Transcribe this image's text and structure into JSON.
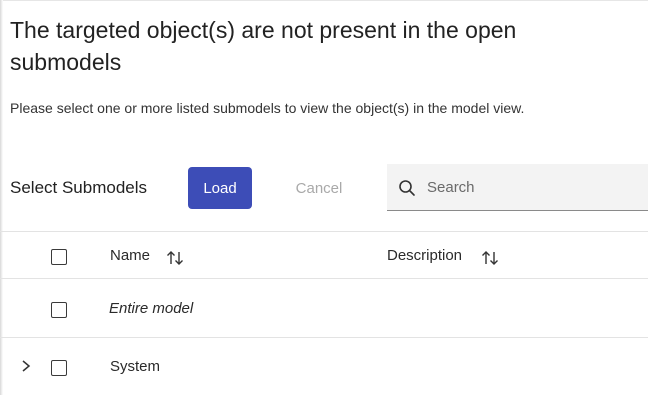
{
  "dialog": {
    "title": "The targeted object(s) are not present in the open submodels",
    "message": "Please select one or more listed submodels to view the object(s) in the model view."
  },
  "toolbar": {
    "section_label": "Select Submodels",
    "load_label": "Load",
    "cancel_label": "Cancel"
  },
  "search": {
    "placeholder": "Search",
    "value": ""
  },
  "table": {
    "columns": [
      "Name",
      "Description"
    ],
    "rows": [
      {
        "name": "Entire model",
        "description": "",
        "expandable": false,
        "italic": true,
        "checked": false
      },
      {
        "name": "System",
        "description": "",
        "expandable": true,
        "italic": false,
        "checked": false
      }
    ]
  },
  "colors": {
    "primary": "#3d4db7",
    "disabled_text": "#a9a9a9",
    "search_bg": "#f3f3f3"
  }
}
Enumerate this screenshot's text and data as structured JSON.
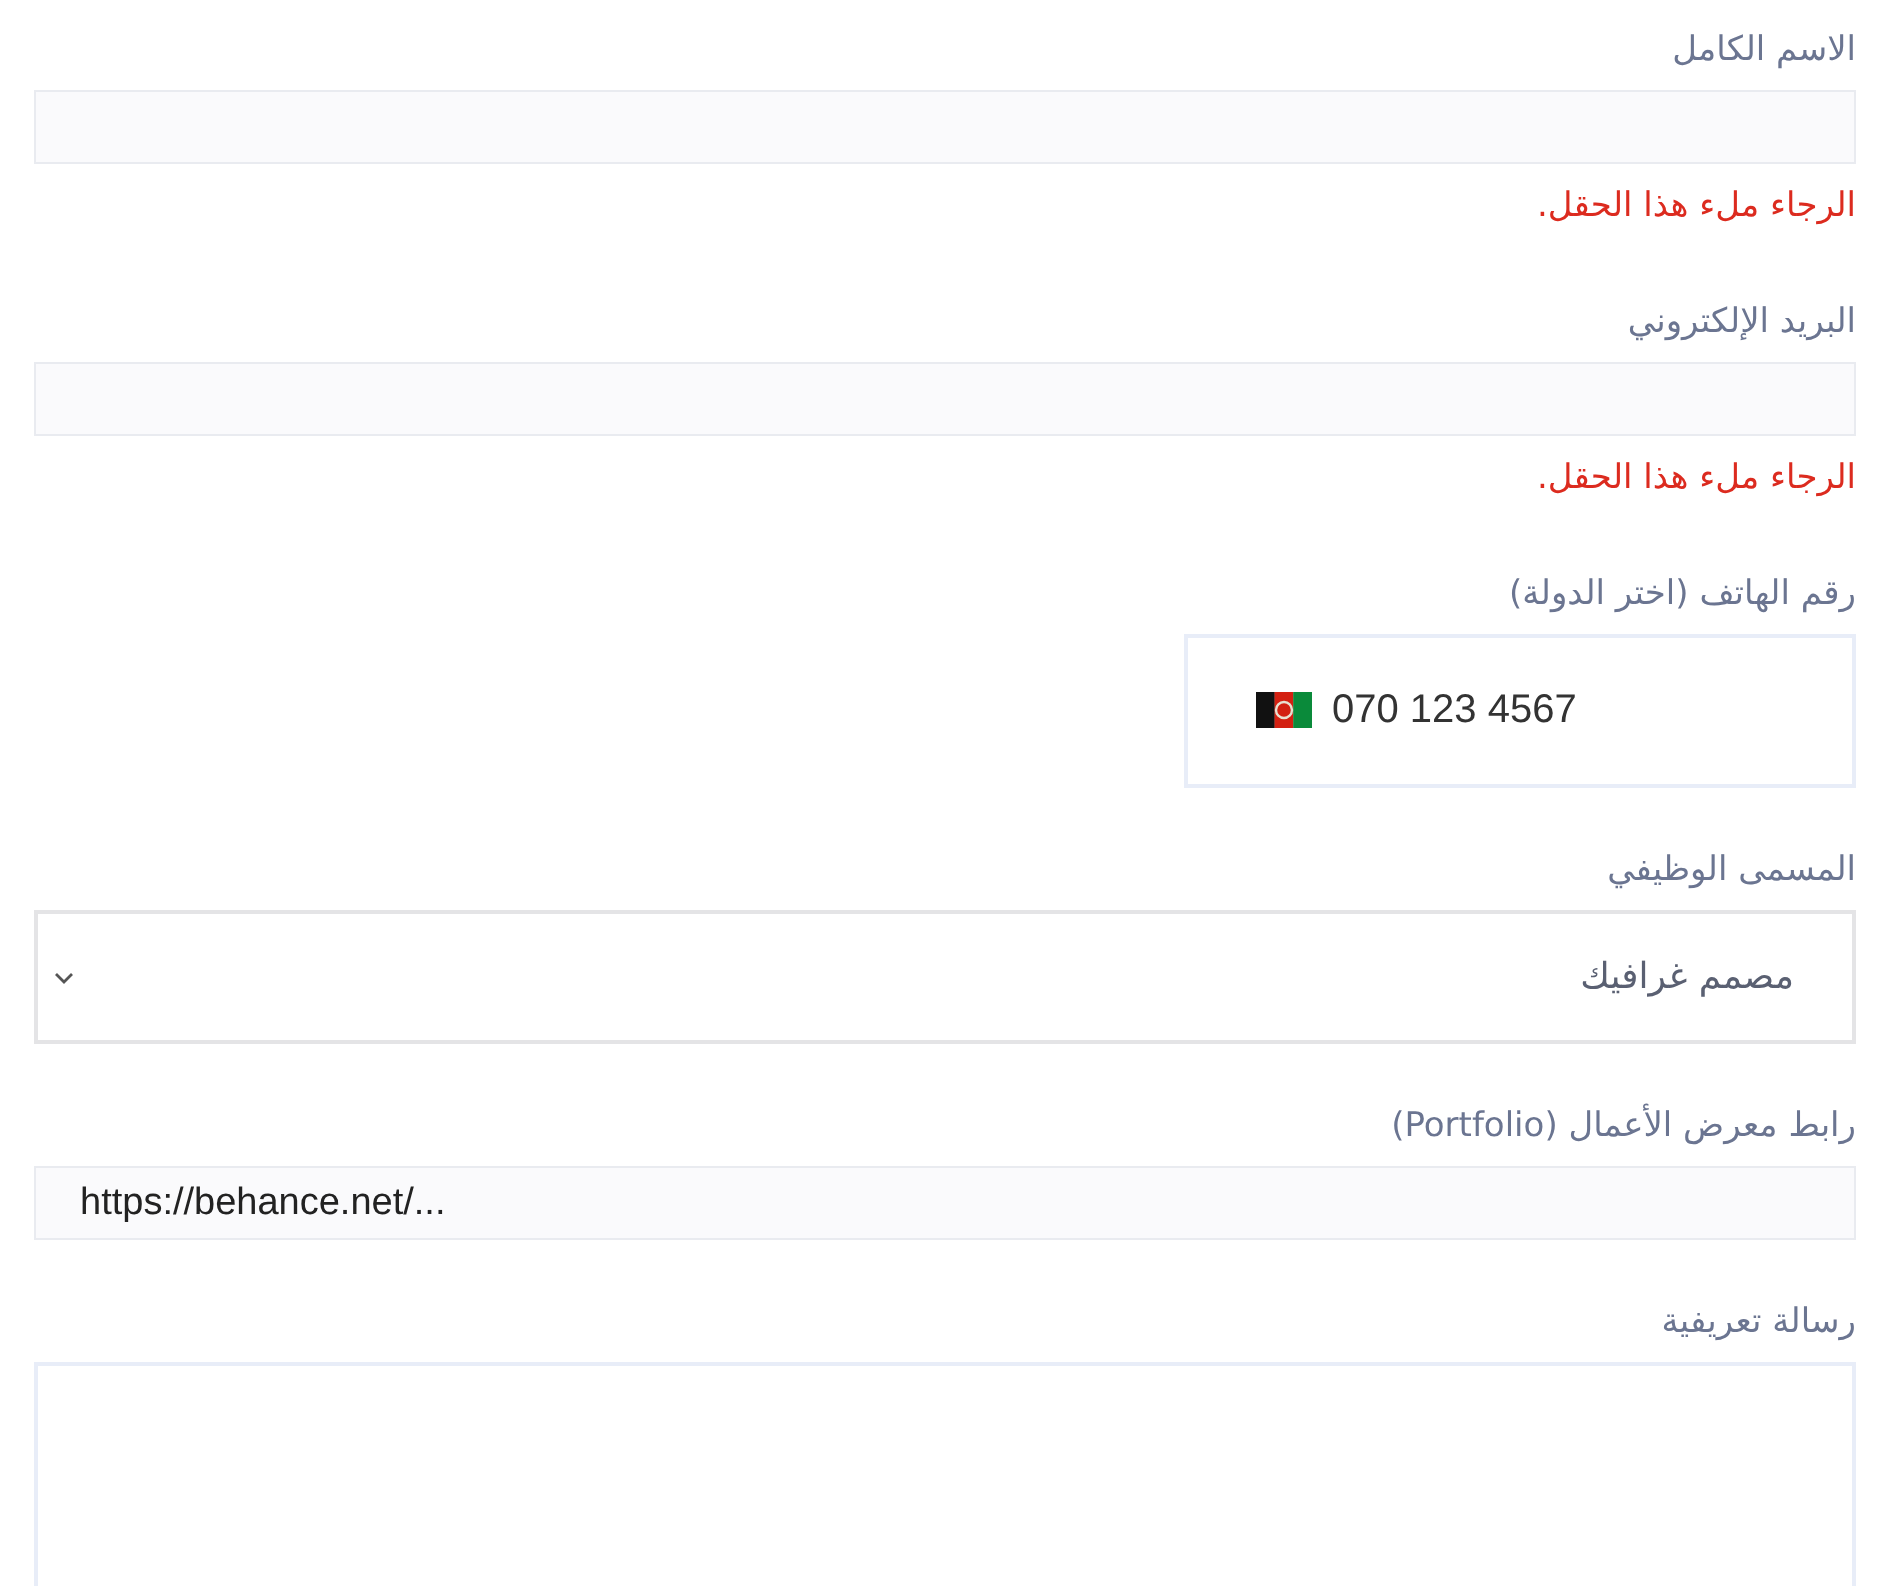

....

-- TASK GOAL --
Your task is to return the entries above exactly, with no pictures.

-- RESULT --
Transcribe this image's text and structure into JSON.
{
  "dialog": {
    "title": "The targeted object(s) are not present in the open submodels",
    "message": "Please select one or more listed submodels to view the object(s) in the model view."
  },
  "toolbar": {
    "section_label": "Select Submodels",
    "load_label": "Load",
    "cancel_label": "Cancel"
  },
  "search": {
    "placeholder": "Search",
    "value": ""
  },
  "table": {
    "columns": [
      "Name",
      "Description"
    ],
    "rows": [
      {
        "name": "Entire model",
        "description": "",
        "expandable": false,
        "italic": true,
        "checked": false
      },
      {
        "name": "System",
        "description": "",
        "expandable": true,
        "italic": false,
        "checked": false
      }
    ]
  },
  "colors": {
    "primary": "#3d4db7",
    "disabled_text": "#a9a9a9",
    "search_bg": "#f3f3f3"
  }
}
Enumerate this screenshot's text and data as structured JSON.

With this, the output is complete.